**WHAT TO DO**
Pictures don't belong in the copy; print all the records exactly.

**DATA LINES**
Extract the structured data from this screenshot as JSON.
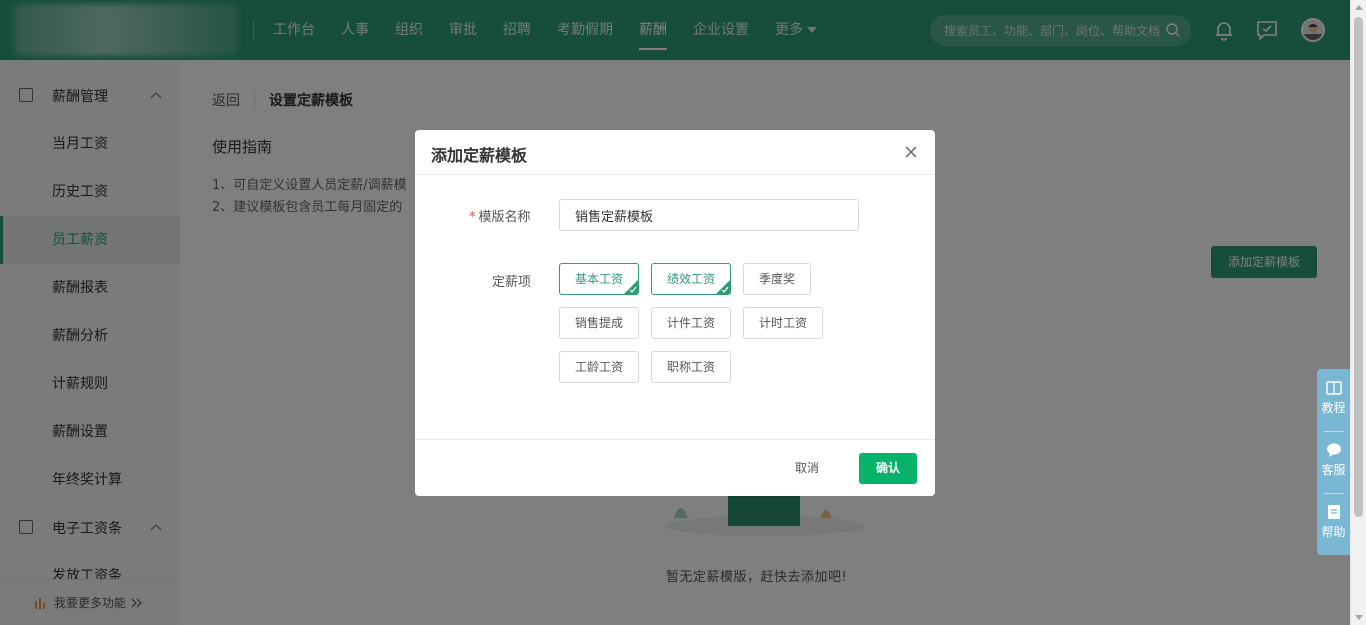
{
  "colors": {
    "brand": "#2e9c76",
    "confirm": "#07b26b",
    "required": "#e84a4a",
    "helper": "#7ab7d2"
  },
  "topnav": {
    "items": [
      "工作台",
      "人事",
      "组织",
      "审批",
      "招聘",
      "考勤假期",
      "薪酬",
      "企业设置",
      "更多"
    ],
    "active_index": 6,
    "search_placeholder": "搜索员工、功能、部门、岗位、帮助文档"
  },
  "sidebar": {
    "group1": "薪酬管理",
    "items": [
      "当月工资",
      "历史工资",
      "员工薪资",
      "薪酬报表",
      "薪酬分析",
      "计薪规则",
      "薪酬设置",
      "年终奖计算"
    ],
    "active_index": 2,
    "group2": "电子工资条",
    "group2_first": "发放工资条",
    "footer": "我要更多功能"
  },
  "main": {
    "back": "返回",
    "page_title": "设置定薪模板",
    "guide_title": "使用指南",
    "guide_lines": [
      "1、可自定义设置人员定薪/调薪模",
      "2、建议模板包含员工每月固定的"
    ],
    "add_button": "添加定薪模板",
    "empty_text": "暂无定薪模版，赶快去添加吧!"
  },
  "float_helper": [
    "教程",
    "客服",
    "帮助"
  ],
  "modal": {
    "title": "添加定薪模板",
    "name_label": "模版名称",
    "required_mark": "*",
    "name_value": "销售定薪模板",
    "items_label": "定薪项",
    "tags": [
      {
        "label": "基本工资",
        "selected": true
      },
      {
        "label": "绩效工资",
        "selected": true
      },
      {
        "label": "季度奖",
        "selected": false
      },
      {
        "label": "销售提成",
        "selected": false
      },
      {
        "label": "计件工资",
        "selected": false
      },
      {
        "label": "计时工资",
        "selected": false
      },
      {
        "label": "工龄工资",
        "selected": false
      },
      {
        "label": "职称工资",
        "selected": false
      }
    ],
    "cancel": "取消",
    "confirm": "确认"
  }
}
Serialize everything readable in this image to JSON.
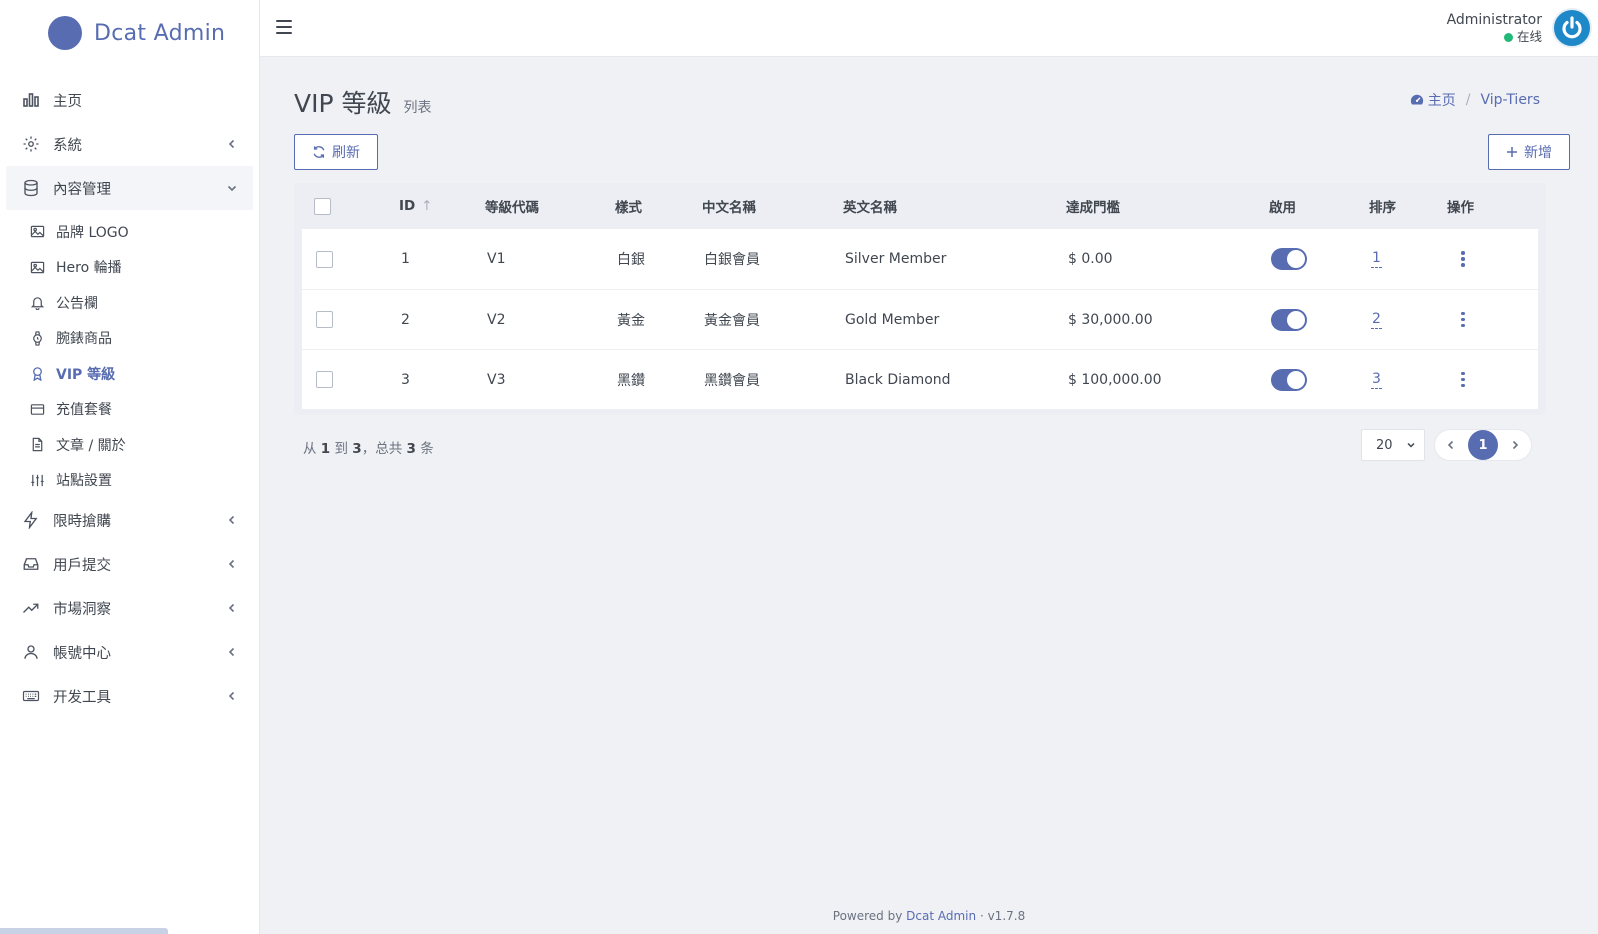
{
  "brand": {
    "name": "Dcat Admin"
  },
  "sidebar": {
    "items": [
      {
        "label": "主页",
        "icon": "bar-chart-icon"
      },
      {
        "label": "系統",
        "icon": "gear-icon"
      },
      {
        "label": "內容管理",
        "icon": "database-icon"
      },
      {
        "label": "限時搶購",
        "icon": "lightning-icon"
      },
      {
        "label": "用戶提交",
        "icon": "inbox-icon"
      },
      {
        "label": "市場洞察",
        "icon": "trending-up-icon"
      },
      {
        "label": "帳號中心",
        "icon": "user-icon"
      },
      {
        "label": "开发工具",
        "icon": "keyboard-icon"
      }
    ],
    "submenu": [
      {
        "label": "品牌 LOGO",
        "icon": "image-icon"
      },
      {
        "label": "Hero 輪播",
        "icon": "image-icon"
      },
      {
        "label": "公告欄",
        "icon": "bell-icon"
      },
      {
        "label": "腕錶商品",
        "icon": "watch-icon"
      },
      {
        "label": "VIP 等級",
        "icon": "award-icon"
      },
      {
        "label": "充值套餐",
        "icon": "credit-card-icon"
      },
      {
        "label": "文章 / 關於",
        "icon": "document-icon"
      },
      {
        "label": "站點設置",
        "icon": "sliders-icon"
      }
    ]
  },
  "header": {
    "user_name": "Administrator",
    "user_status": "在线"
  },
  "page": {
    "title": "VIP 等級",
    "subtitle": "列表",
    "breadcrumb": {
      "home": "主页",
      "current": "Vip-Tiers"
    },
    "refresh_label": "刷新",
    "new_label": "新增"
  },
  "table": {
    "headers": {
      "id": "ID",
      "code": "等級代碼",
      "style": "樣式",
      "cn_name": "中文名稱",
      "en_name": "英文名稱",
      "threshold": "達成門檻",
      "enabled": "啟用",
      "sort": "排序",
      "actions": "操作"
    },
    "rows": [
      {
        "id": "1",
        "code": "V1",
        "style": "白銀",
        "cn_name": "白銀會員",
        "en_name": "Silver Member",
        "threshold": "$ 0.00",
        "enabled": true,
        "sort": "1"
      },
      {
        "id": "2",
        "code": "V2",
        "style": "黃金",
        "cn_name": "黃金會員",
        "en_name": "Gold Member",
        "threshold": "$ 30,000.00",
        "enabled": true,
        "sort": "2"
      },
      {
        "id": "3",
        "code": "V3",
        "style": "黑鑽",
        "cn_name": "黑鑽會員",
        "en_name": "Black Diamond",
        "threshold": "$ 100,000.00",
        "enabled": true,
        "sort": "3"
      }
    ]
  },
  "pagination": {
    "summary_prefix": "从",
    "from": "1",
    "summary_to": "到",
    "to": "3",
    "summary_total": "，总共",
    "total": "3",
    "summary_suffix": "条",
    "per_page": "20",
    "current_page": "1"
  },
  "footer": {
    "powered_by": "Powered by",
    "link": "Dcat Admin",
    "version": "· v1.7.8"
  },
  "colors": {
    "primary": "#586cb1",
    "success": "#21b978",
    "background": "#eff1f5"
  }
}
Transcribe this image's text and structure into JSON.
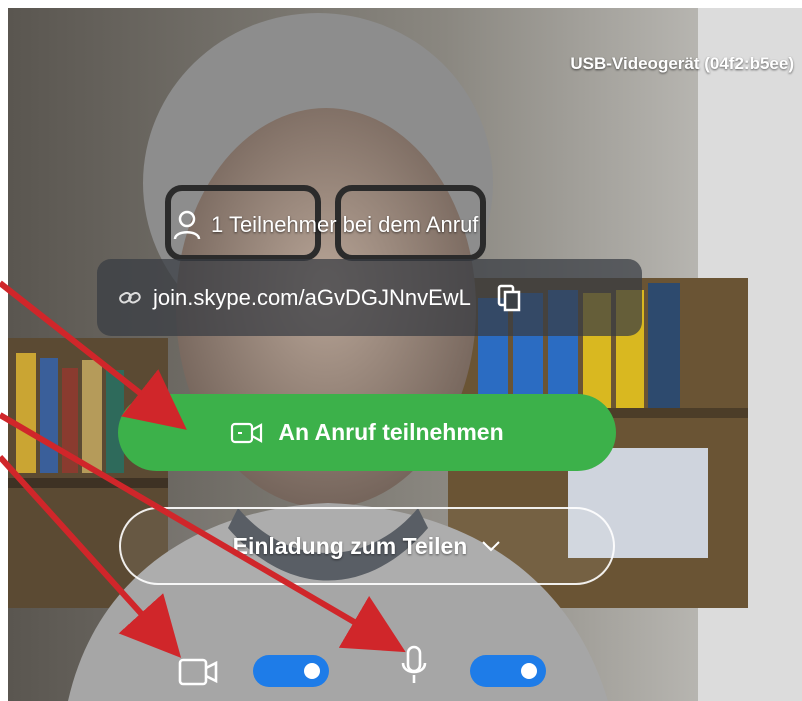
{
  "device_label": "USB-Videogerät (04f2:b5ee)",
  "participants": {
    "text": "1 Teilnehmer bei dem Anruf",
    "icon": "person-icon"
  },
  "link": {
    "text": "join.skype.com/aGvDGJNnvEwL",
    "icon": "link-icon",
    "copy_icon": "copy-icon"
  },
  "join_button": {
    "label": "An Anruf teilnehmen",
    "icon": "camera-icon",
    "color": "#3cb14a"
  },
  "invite_button": {
    "label": "Einladung zum Teilen",
    "icon": "chevron-down-icon"
  },
  "controls": {
    "camera": {
      "icon": "camera-icon",
      "enabled": true
    },
    "microphone": {
      "icon": "microphone-icon",
      "enabled": true
    },
    "toggle_color": "#1e7ce8"
  },
  "annotation_color": "#d0262a"
}
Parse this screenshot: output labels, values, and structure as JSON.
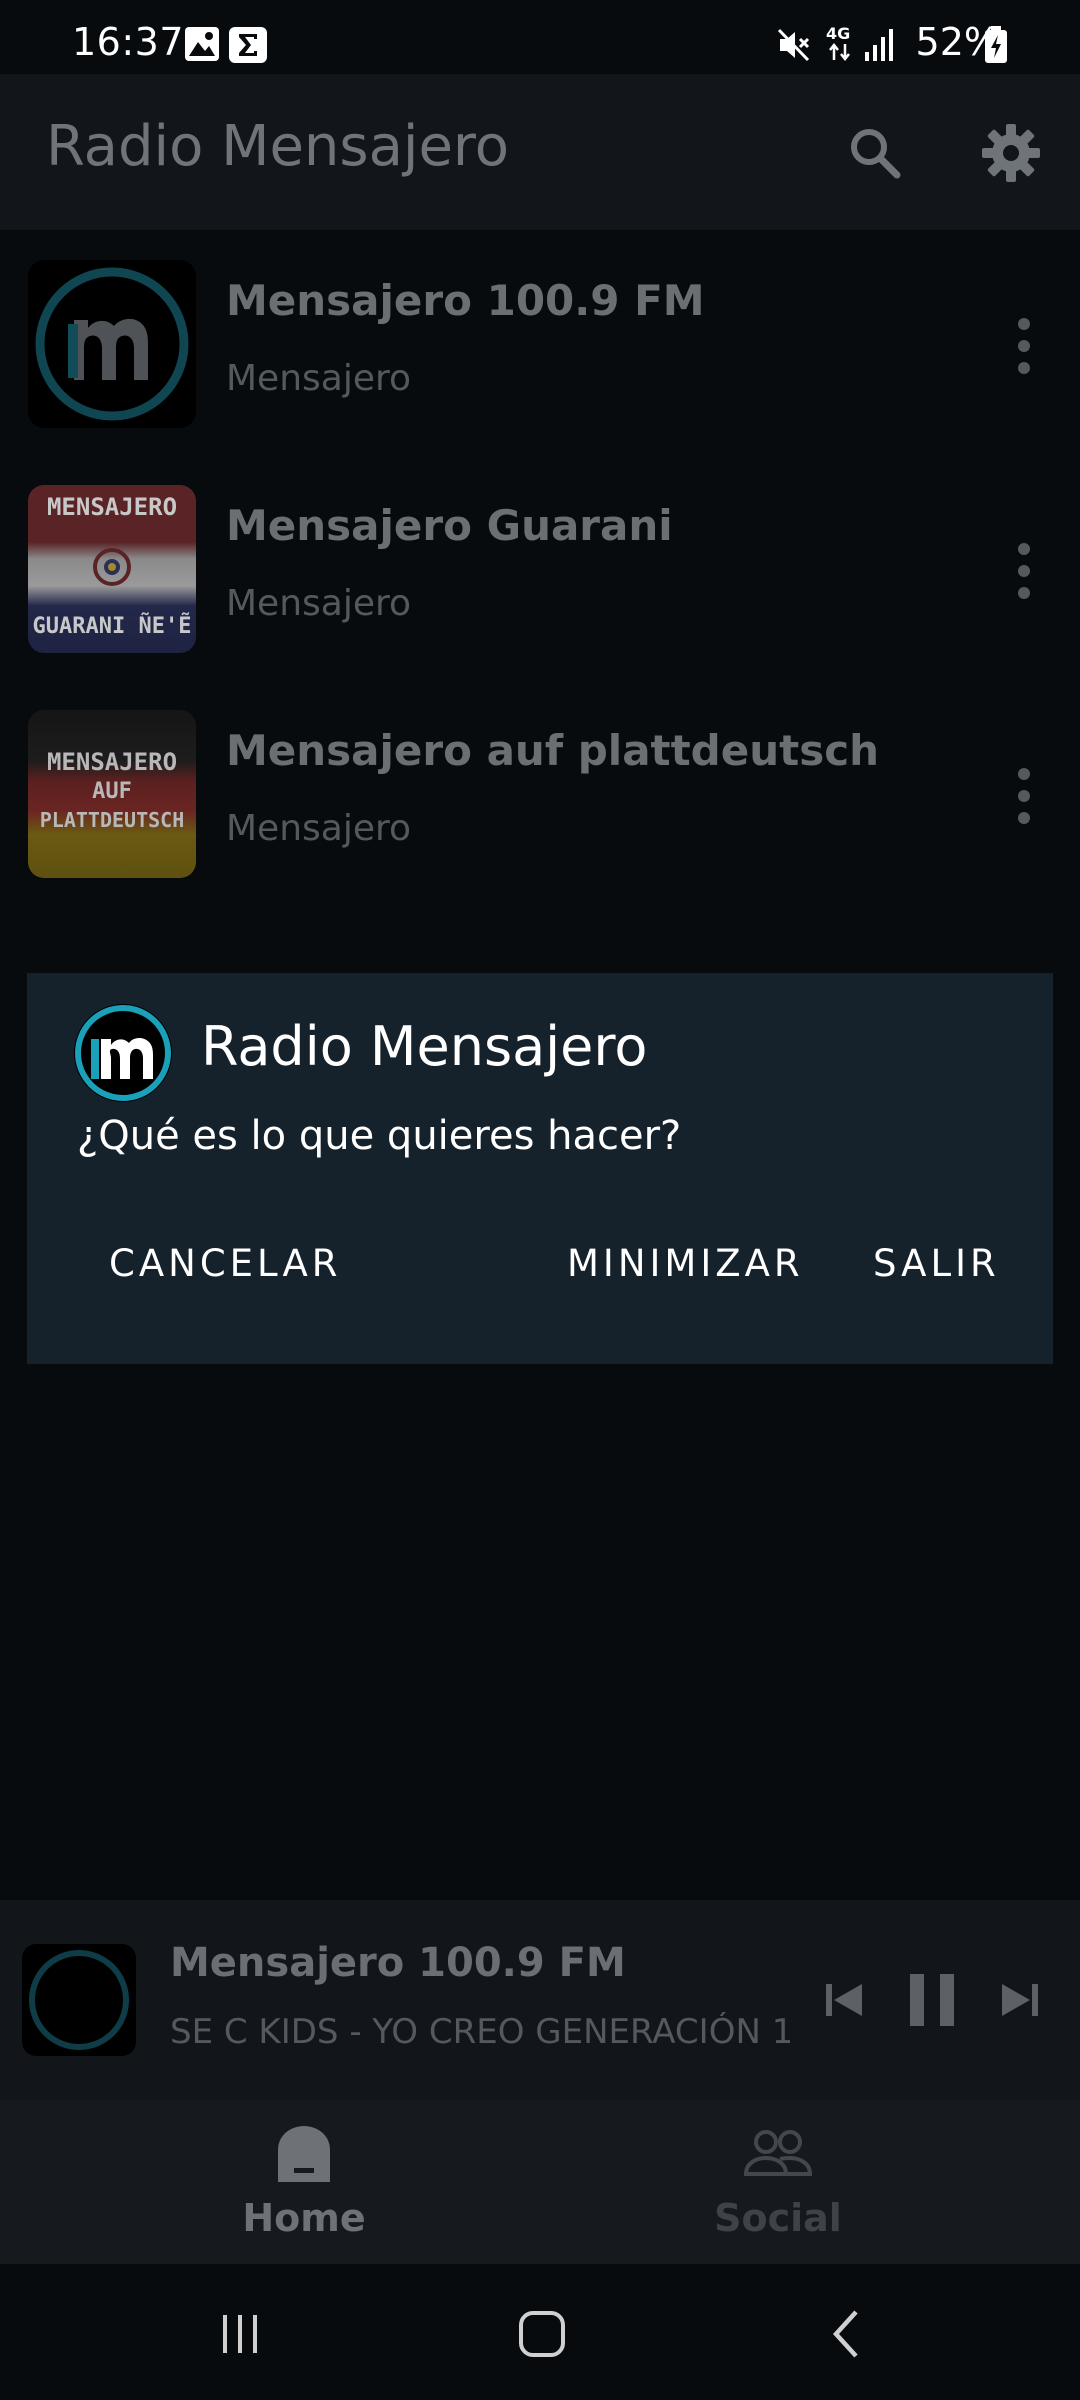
{
  "status_bar": {
    "time": "16:37",
    "battery": "52%",
    "network": "4G",
    "icons": [
      "image-icon",
      "sigma-icon",
      "mute-icon",
      "data-arrows-icon",
      "signal-icon",
      "battery-charging-icon"
    ]
  },
  "app_bar": {
    "title": "Radio Mensajero",
    "icons": [
      "search-icon",
      "gear-icon"
    ]
  },
  "stations": [
    {
      "title": "Mensajero 100.9 FM",
      "subtitle": "Mensajero"
    },
    {
      "title": "Mensajero Guarani",
      "subtitle": "Mensajero",
      "thumb_top": "MENSAJERO",
      "thumb_bottom": "GUARANI ÑE'Ẽ"
    },
    {
      "title": "Mensajero auf plattdeutsch",
      "subtitle": "Mensajero",
      "thumb_lines": [
        "MENSAJERO",
        "AUF",
        "PLATTDEUTSCH"
      ]
    }
  ],
  "dialog": {
    "title": "Radio Mensajero",
    "message": "¿Qué es lo que quieres hacer?",
    "cancel_label": "CANCELAR",
    "minimize_label": "MINIMIZAR",
    "exit_label": "SALIR"
  },
  "player": {
    "title": "Mensajero 100.9 FM",
    "now_playing": "SE C KIDS - YO CREO GENERACIÓN 1"
  },
  "nav": {
    "home_label": "Home",
    "social_label": "Social"
  },
  "colors": {
    "background": "#080b0e",
    "app_bar": "#12161b",
    "dialog": "#16222b",
    "accent": "#1aa0b8"
  }
}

**CORRECT RESPONSE**
Extract the structured data from this screenshot as JSON.
{
  "colors": {
    "brand": "#2e9c76",
    "confirm": "#07b26b",
    "required": "#e84a4a",
    "helper": "#7ab7d2"
  },
  "topnav": {
    "items": [
      "工作台",
      "人事",
      "组织",
      "审批",
      "招聘",
      "考勤假期",
      "薪酬",
      "企业设置",
      "更多"
    ],
    "active_index": 6,
    "search_placeholder": "搜索员工、功能、部门、岗位、帮助文档"
  },
  "sidebar": {
    "group1": "薪酬管理",
    "items": [
      "当月工资",
      "历史工资",
      "员工薪资",
      "薪酬报表",
      "薪酬分析",
      "计薪规则",
      "薪酬设置",
      "年终奖计算"
    ],
    "active_index": 2,
    "group2": "电子工资条",
    "group2_first": "发放工资条",
    "footer": "我要更多功能"
  },
  "main": {
    "back": "返回",
    "page_title": "设置定薪模板",
    "guide_title": "使用指南",
    "guide_lines": [
      "1、可自定义设置人员定薪/调薪模",
      "2、建议模板包含员工每月固定的"
    ],
    "add_button": "添加定薪模板",
    "empty_text": "暂无定薪模版，赶快去添加吧!"
  },
  "float_helper": [
    "教程",
    "客服",
    "帮助"
  ],
  "modal": {
    "title": "添加定薪模板",
    "name_label": "模版名称",
    "required_mark": "*",
    "name_value": "销售定薪模板",
    "items_label": "定薪项",
    "tags": [
      {
        "label": "基本工资",
        "selected": true
      },
      {
        "label": "绩效工资",
        "selected": true
      },
      {
        "label": "季度奖",
        "selected": false
      },
      {
        "label": "销售提成",
        "selected": false
      },
      {
        "label": "计件工资",
        "selected": false
      },
      {
        "label": "计时工资",
        "selected": false
      },
      {
        "label": "工龄工资",
        "selected": false
      },
      {
        "label": "职称工资",
        "selected": false
      }
    ],
    "cancel": "取消",
    "confirm": "确认"
  }
}
Serialize everything readable in this image to JSON.
{
  "brand": {
    "name": "Dcat Admin"
  },
  "sidebar": {
    "items": [
      {
        "label": "主页",
        "icon": "bar-chart-icon"
      },
      {
        "label": "系統",
        "icon": "gear-icon"
      },
      {
        "label": "內容管理",
        "icon": "database-icon"
      },
      {
        "label": "限時搶購",
        "icon": "lightning-icon"
      },
      {
        "label": "用戶提交",
        "icon": "inbox-icon"
      },
      {
        "label": "市場洞察",
        "icon": "trending-up-icon"
      },
      {
        "label": "帳號中心",
        "icon": "user-icon"
      },
      {
        "label": "开发工具",
        "icon": "keyboard-icon"
      }
    ],
    "submenu": [
      {
        "label": "品牌 LOGO",
        "icon": "image-icon"
      },
      {
        "label": "Hero 輪播",
        "icon": "image-icon"
      },
      {
        "label": "公告欄",
        "icon": "bell-icon"
      },
      {
        "label": "腕錶商品",
        "icon": "watch-icon"
      },
      {
        "label": "VIP 等級",
        "icon": "award-icon"
      },
      {
        "label": "充值套餐",
        "icon": "credit-card-icon"
      },
      {
        "label": "文章 / 關於",
        "icon": "document-icon"
      },
      {
        "label": "站點設置",
        "icon": "sliders-icon"
      }
    ]
  },
  "header": {
    "user_name": "Administrator",
    "user_status": "在线"
  },
  "page": {
    "title": "VIP 等級",
    "subtitle": "列表",
    "breadcrumb": {
      "home": "主页",
      "current": "Vip-Tiers"
    },
    "refresh_label": "刷新",
    "new_label": "新增"
  },
  "table": {
    "headers": {
      "id": "ID",
      "code": "等級代碼",
      "style": "樣式",
      "cn_name": "中文名稱",
      "en_name": "英文名稱",
      "threshold": "達成門檻",
      "enabled": "啟用",
      "sort": "排序",
      "actions": "操作"
    },
    "rows": [
      {
        "id": "1",
        "code": "V1",
        "style": "白銀",
        "cn_name": "白銀會員",
        "en_name": "Silver Member",
        "threshold": "$ 0.00",
        "enabled": true,
        "sort": "1"
      },
      {
        "id": "2",
        "code": "V2",
        "style": "黃金",
        "cn_name": "黃金會員",
        "en_name": "Gold Member",
        "threshold": "$ 30,000.00",
        "enabled": true,
        "sort": "2"
      },
      {
        "id": "3",
        "code": "V3",
        "style": "黑鑽",
        "cn_name": "黑鑽會員",
        "en_name": "Black Diamond",
        "threshold": "$ 100,000.00",
        "enabled": true,
        "sort": "3"
      }
    ]
  },
  "pagination": {
    "summary_prefix": "从",
    "from": "1",
    "summary_to": "到",
    "to": "3",
    "summary_total": "，总共",
    "total": "3",
    "summary_suffix": "条",
    "per_page": "20",
    "current_page": "1"
  },
  "footer": {
    "powered_by": "Powered by",
    "link": "Dcat Admin",
    "version": "· v1.7.8"
  },
  "colors": {
    "primary": "#586cb1",
    "success": "#21b978",
    "background": "#eff1f5"
  }
}
Transcribe this image's text and structure into JSON.
{
  "device_label": "USB-Videogerät (04f2:b5ee)",
  "participants": {
    "text": "1 Teilnehmer bei dem Anruf",
    "icon": "person-icon"
  },
  "link": {
    "text": "join.skype.com/aGvDGJNnvEwL",
    "icon": "link-icon",
    "copy_icon": "copy-icon"
  },
  "join_button": {
    "label": "An Anruf teilnehmen",
    "icon": "camera-icon",
    "color": "#3cb14a"
  },
  "invite_button": {
    "label": "Einladung zum Teilen",
    "icon": "chevron-down-icon"
  },
  "controls": {
    "camera": {
      "icon": "camera-icon",
      "enabled": true
    },
    "microphone": {
      "icon": "microphone-icon",
      "enabled": true
    },
    "toggle_color": "#1e7ce8"
  },
  "annotation_color": "#d0262a"
}
Parse this screenshot: output labels, values, and structure as JSON.
{
  "status_bar": {
    "time": "16:37",
    "battery": "52%",
    "network": "4G",
    "icons": [
      "image-icon",
      "sigma-icon",
      "mute-icon",
      "data-arrows-icon",
      "signal-icon",
      "battery-charging-icon"
    ]
  },
  "app_bar": {
    "title": "Radio Mensajero",
    "icons": [
      "search-icon",
      "gear-icon"
    ]
  },
  "stations": [
    {
      "title": "Mensajero 100.9 FM",
      "subtitle": "Mensajero"
    },
    {
      "title": "Mensajero Guarani",
      "subtitle": "Mensajero",
      "thumb_top": "MENSAJERO",
      "thumb_bottom": "GUARANI ÑE'Ẽ"
    },
    {
      "title": "Mensajero auf plattdeutsch",
      "subtitle": "Mensajero",
      "thumb_lines": [
        "MENSAJERO",
        "AUF",
        "PLATTDEUTSCH"
      ]
    }
  ],
  "dialog": {
    "title": "Radio Mensajero",
    "message": "¿Qué es lo que quieres hacer?",
    "cancel_label": "CANCELAR",
    "minimize_label": "MINIMIZAR",
    "exit_label": "SALIR"
  },
  "player": {
    "title": "Mensajero 100.9 FM",
    "now_playing": "SE C KIDS - YO CREO GENERACIÓN 1"
  },
  "nav": {
    "home_label": "Home",
    "social_label": "Social"
  },
  "colors": {
    "background": "#080b0e",
    "app_bar": "#12161b",
    "dialog": "#16222b",
    "accent": "#1aa0b8"
  }
}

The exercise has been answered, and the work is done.